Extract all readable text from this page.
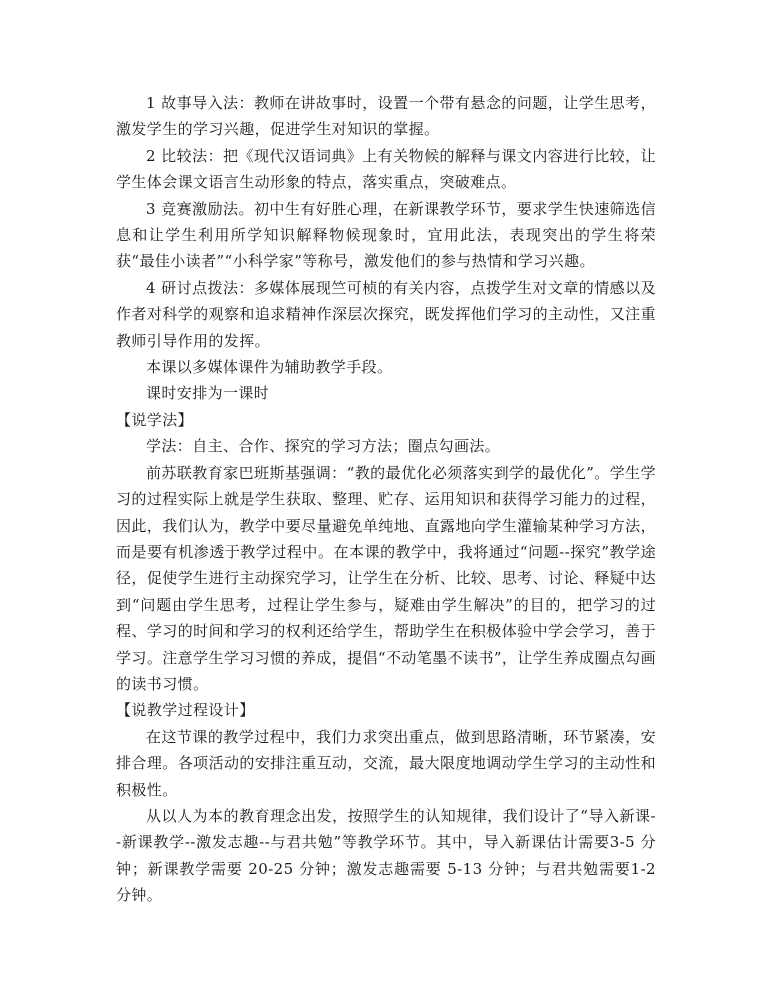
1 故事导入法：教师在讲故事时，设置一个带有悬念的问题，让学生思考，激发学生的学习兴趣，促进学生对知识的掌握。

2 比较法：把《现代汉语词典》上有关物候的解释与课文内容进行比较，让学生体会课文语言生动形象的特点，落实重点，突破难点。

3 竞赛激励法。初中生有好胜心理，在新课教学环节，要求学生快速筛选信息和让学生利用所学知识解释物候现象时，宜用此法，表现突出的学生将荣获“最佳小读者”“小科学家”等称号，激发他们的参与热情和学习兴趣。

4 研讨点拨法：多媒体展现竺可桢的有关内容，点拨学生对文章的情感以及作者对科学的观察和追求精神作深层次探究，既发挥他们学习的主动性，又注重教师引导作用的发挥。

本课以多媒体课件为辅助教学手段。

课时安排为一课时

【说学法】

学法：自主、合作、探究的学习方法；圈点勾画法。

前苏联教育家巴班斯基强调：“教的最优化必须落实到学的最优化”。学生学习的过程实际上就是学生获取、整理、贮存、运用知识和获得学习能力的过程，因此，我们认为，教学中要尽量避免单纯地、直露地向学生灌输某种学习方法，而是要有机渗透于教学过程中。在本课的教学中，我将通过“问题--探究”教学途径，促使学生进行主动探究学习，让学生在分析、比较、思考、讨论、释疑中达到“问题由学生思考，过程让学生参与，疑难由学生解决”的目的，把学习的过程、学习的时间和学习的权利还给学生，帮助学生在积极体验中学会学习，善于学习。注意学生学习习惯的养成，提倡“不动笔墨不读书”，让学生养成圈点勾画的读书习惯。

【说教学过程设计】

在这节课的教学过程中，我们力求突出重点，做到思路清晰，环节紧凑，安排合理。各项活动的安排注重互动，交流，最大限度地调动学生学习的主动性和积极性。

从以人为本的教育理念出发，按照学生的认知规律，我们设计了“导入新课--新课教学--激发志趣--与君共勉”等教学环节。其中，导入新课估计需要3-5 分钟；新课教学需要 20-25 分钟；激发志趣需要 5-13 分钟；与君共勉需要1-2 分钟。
──────────
Transcribe the records verbatim and omit the images.

Extract all readable text from this page.
1 故事导入法：教师在讲故事时，设置一个带有悬念的问题，让学生思考，激发学生的学习兴趣，促进学生对知识的掌握。

2 比较法：把《现代汉语词典》上有关物候的解释与课文内容进行比较，让学生体会课文语言生动形象的特点，落实重点，突破难点。

3 竞赛激励法。初中生有好胜心理，在新课教学环节，要求学生快速筛选信息和让学生利用所学知识解释物候现象时，宜用此法，表现突出的学生将荣获“最佳小读者”“小科学家”等称号，激发他们的参与热情和学习兴趣。

4 研讨点拨法：多媒体展现竺可桢的有关内容，点拨学生对文章的情感以及作者对科学的观察和追求精神作深层次探究，既发挥他们学习的主动性，又注重教师引导作用的发挥。

本课以多媒体课件为辅助教学手段。

课时安排为一课时

【说学法】

学法：自主、合作、探究的学习方法；圈点勾画法。

前苏联教育家巴班斯基强调：“教的最优化必须落实到学的最优化”。学生学习的过程实际上就是学生获取、整理、贮存、运用知识和获得学习能力的过程，因此，我们认为，教学中要尽量避免单纯地、直露地向学生灌输某种学习方法，而是要有机渗透于教学过程中。在本课的教学中，我将通过“问题--探究”教学途径，促使学生进行主动探究学习，让学生在分析、比较、思考、讨论、释疑中达到“问题由学生思考，过程让学生参与，疑难由学生解决”的目的，把学习的过程、学习的时间和学习的权利还给学生，帮助学生在积极体验中学会学习，善于学习。注意学生学习习惯的养成，提倡“不动笔墨不读书”，让学生养成圈点勾画的读书习惯。

【说教学过程设计】

在这节课的教学过程中，我们力求突出重点，做到思路清晰，环节紧凑，安排合理。各项活动的安排注重互动，交流，最大限度地调动学生学习的主动性和积极性。

从以人为本的教育理念出发，按照学生的认知规律，我们设计了“导入新课--新课教学--激发志趣--与君共勉”等教学环节。其中，导入新课估计需要3-5 分钟；新课教学需要 20-25 分钟；激发志趣需要 5-13 分钟；与君共勉需要1-2 分钟。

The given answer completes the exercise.